### PROBLEM
Copy each line containing the word "JSON" from the records that follow, please.

═════ DATASET ENTRIES

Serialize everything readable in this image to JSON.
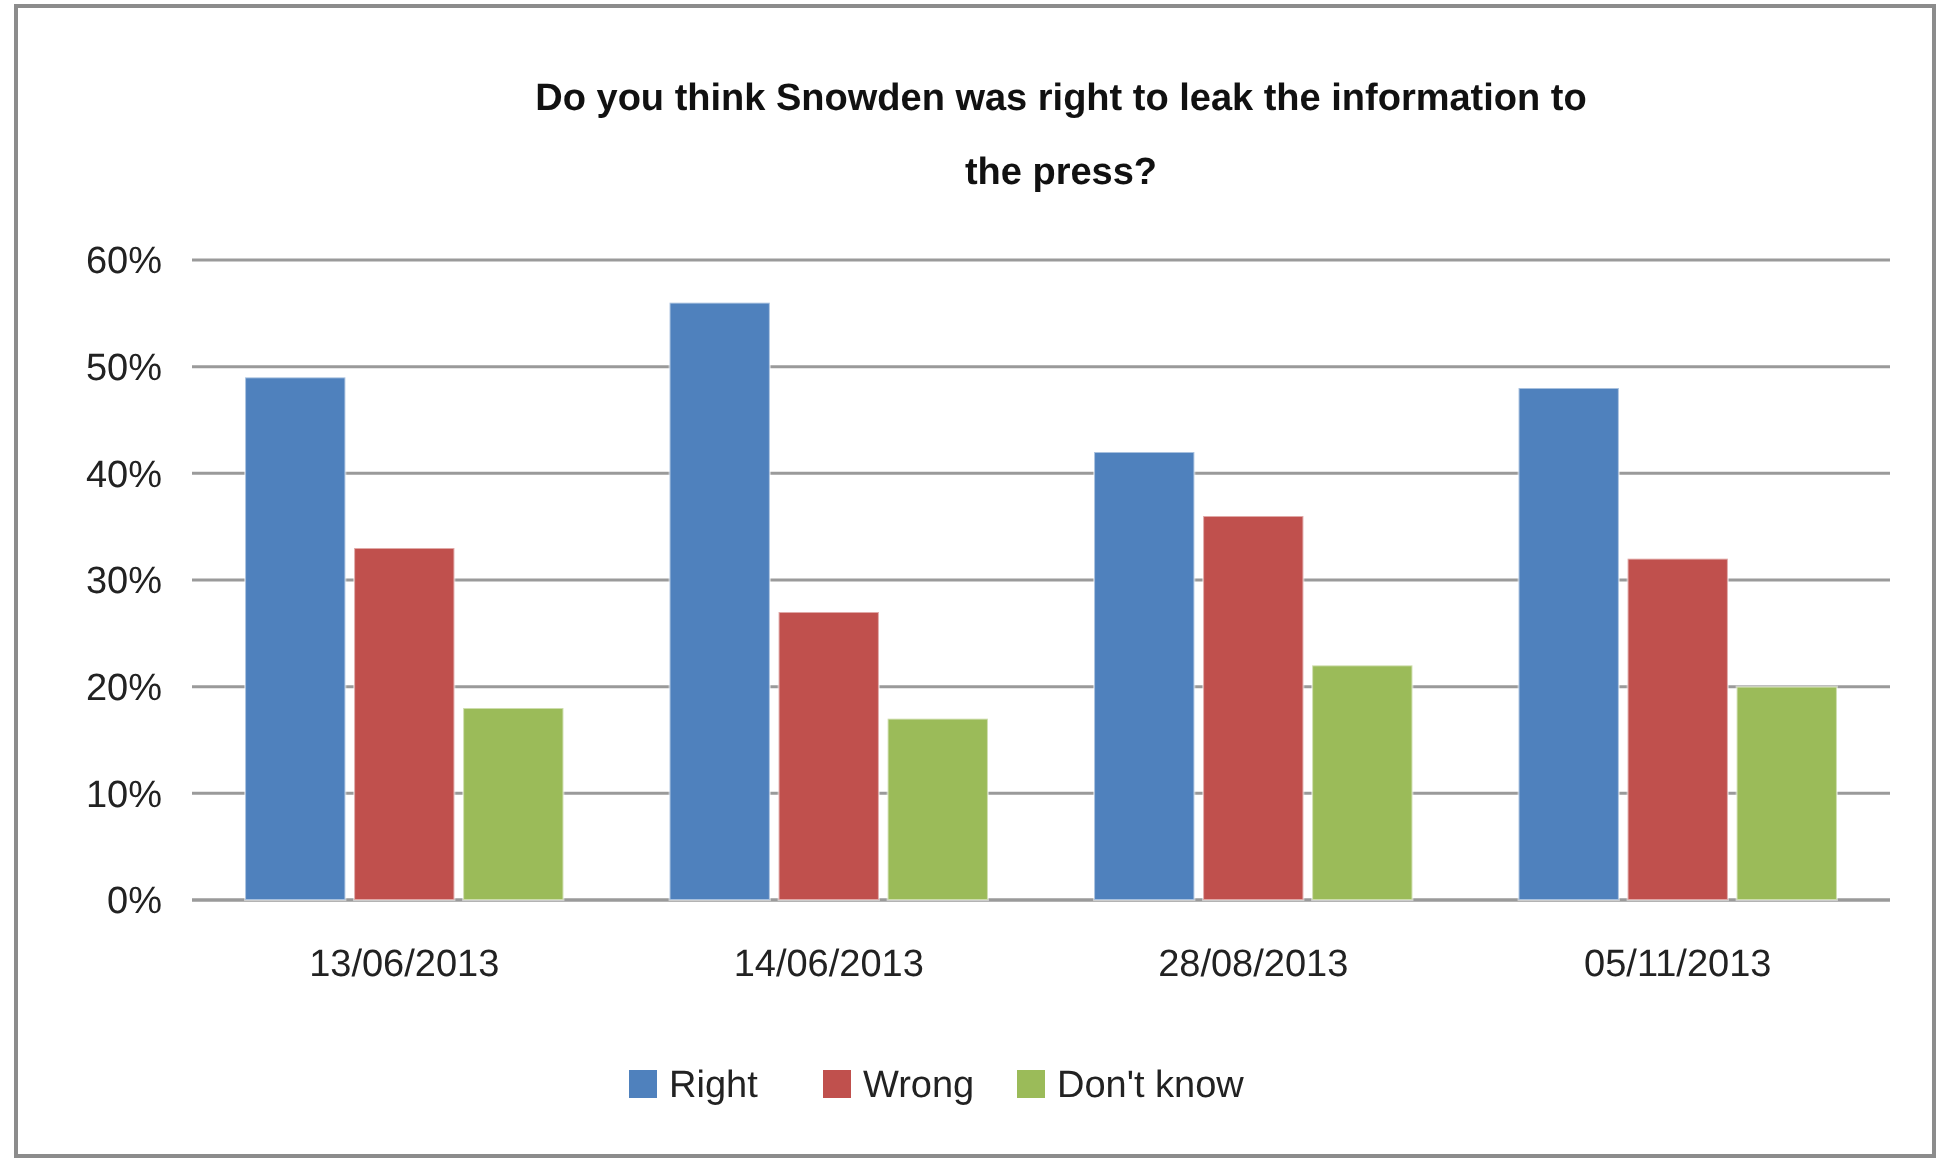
{
  "chart_data": {
    "type": "bar",
    "title": "Do you think Snowden was right to leak the information to the press?",
    "categories": [
      "13/06/2013",
      "14/06/2013",
      "28/08/2013",
      "05/11/2013"
    ],
    "series": [
      {
        "name": "Right",
        "color": "#4f81bd",
        "values": [
          49,
          56,
          42,
          48
        ]
      },
      {
        "name": "Wrong",
        "color": "#c0504d",
        "values": [
          33,
          27,
          36,
          32
        ]
      },
      {
        "name": "Don't know",
        "color": "#9bbb59",
        "values": [
          18,
          17,
          22,
          20
        ]
      }
    ],
    "ylim": [
      0,
      60
    ],
    "yticks": [
      {
        "value": 0,
        "label": "0%"
      },
      {
        "value": 10,
        "label": "10%"
      },
      {
        "value": 20,
        "label": "20%"
      },
      {
        "value": 30,
        "label": "30%"
      },
      {
        "value": 40,
        "label": "40%"
      },
      {
        "value": 50,
        "label": "50%"
      },
      {
        "value": 60,
        "label": "60%"
      }
    ],
    "grid": "y",
    "legend": "bottom"
  }
}
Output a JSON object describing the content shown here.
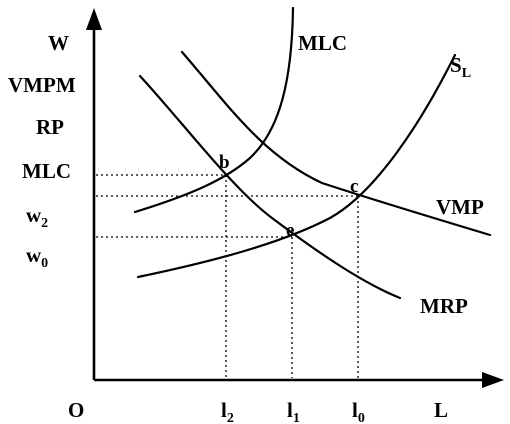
{
  "y_axis_labels": {
    "w": "W",
    "vmpm": "VMPM",
    "rp": "RP",
    "mlc": "MLC",
    "w2": "w",
    "w2_sub": "2",
    "w0": "w",
    "w0_sub": "0"
  },
  "x_axis_labels": {
    "origin": "O",
    "l2": "l",
    "l2_sub": "2",
    "l1": "l",
    "l1_sub": "1",
    "l0": "l",
    "l0_sub": "0",
    "L": "L"
  },
  "curve_labels": {
    "mlc": "MLC",
    "sl": "S",
    "sl_sub": "L",
    "vmp": "VMP",
    "mrp": "MRP"
  },
  "point_labels": {
    "b": "b",
    "c": "c",
    "e": "e"
  }
}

══════════

### EXERCISE OUTPUT
Serialize everything readable in this image to JSON.
Output a JSON object describing the content shown here.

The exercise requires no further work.